WHAT THE TASK REQUIRES: Skip all pictures, then print the remaining material exactly.

SUPPLIED RECORDS:
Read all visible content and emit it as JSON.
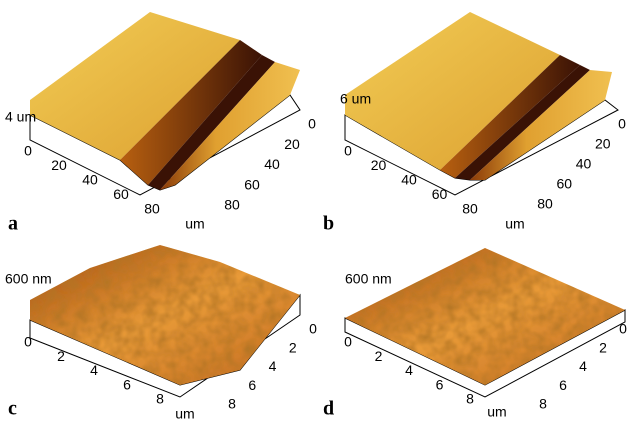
{
  "panels": [
    {
      "letter": "a",
      "z_label": "4 um",
      "left_ticks": [
        0,
        20,
        40,
        60,
        80
      ],
      "right_ticks": [
        0,
        20,
        40,
        60,
        80
      ],
      "unit": "um"
    },
    {
      "letter": "b",
      "z_label": "6 um",
      "left_ticks": [
        0,
        20,
        40,
        60,
        80
      ],
      "right_ticks": [
        0,
        20,
        40,
        60,
        80
      ],
      "unit": "um"
    },
    {
      "letter": "c",
      "z_label": "600 nm",
      "left_ticks": [
        0,
        2,
        4,
        6,
        8
      ],
      "right_ticks": [
        0,
        2,
        4,
        6,
        8
      ],
      "unit": "um"
    },
    {
      "letter": "d",
      "z_label": "600 nm",
      "left_ticks": [
        0,
        2,
        4,
        6,
        8
      ],
      "right_ticks": [
        0,
        2,
        4,
        6,
        8
      ],
      "unit": "um"
    }
  ]
}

SOLUTION:
Read all visible content and emit it as JSON.
{
  "panels": [
    {
      "letter": "a",
      "z_label": "4 um",
      "left_ticks": [
        0,
        20,
        40,
        60,
        80
      ],
      "right_ticks": [
        0,
        20,
        40,
        60,
        80
      ],
      "unit": "um"
    },
    {
      "letter": "b",
      "z_label": "6 um",
      "left_ticks": [
        0,
        20,
        40,
        60,
        80
      ],
      "right_ticks": [
        0,
        20,
        40,
        60,
        80
      ],
      "unit": "um"
    },
    {
      "letter": "c",
      "z_label": "600 nm",
      "left_ticks": [
        0,
        2,
        4,
        6,
        8
      ],
      "right_ticks": [
        0,
        2,
        4,
        6,
        8
      ],
      "unit": "um"
    },
    {
      "letter": "d",
      "z_label": "600 nm",
      "left_ticks": [
        0,
        2,
        4,
        6,
        8
      ],
      "right_ticks": [
        0,
        2,
        4,
        6,
        8
      ],
      "unit": "um"
    }
  ]
}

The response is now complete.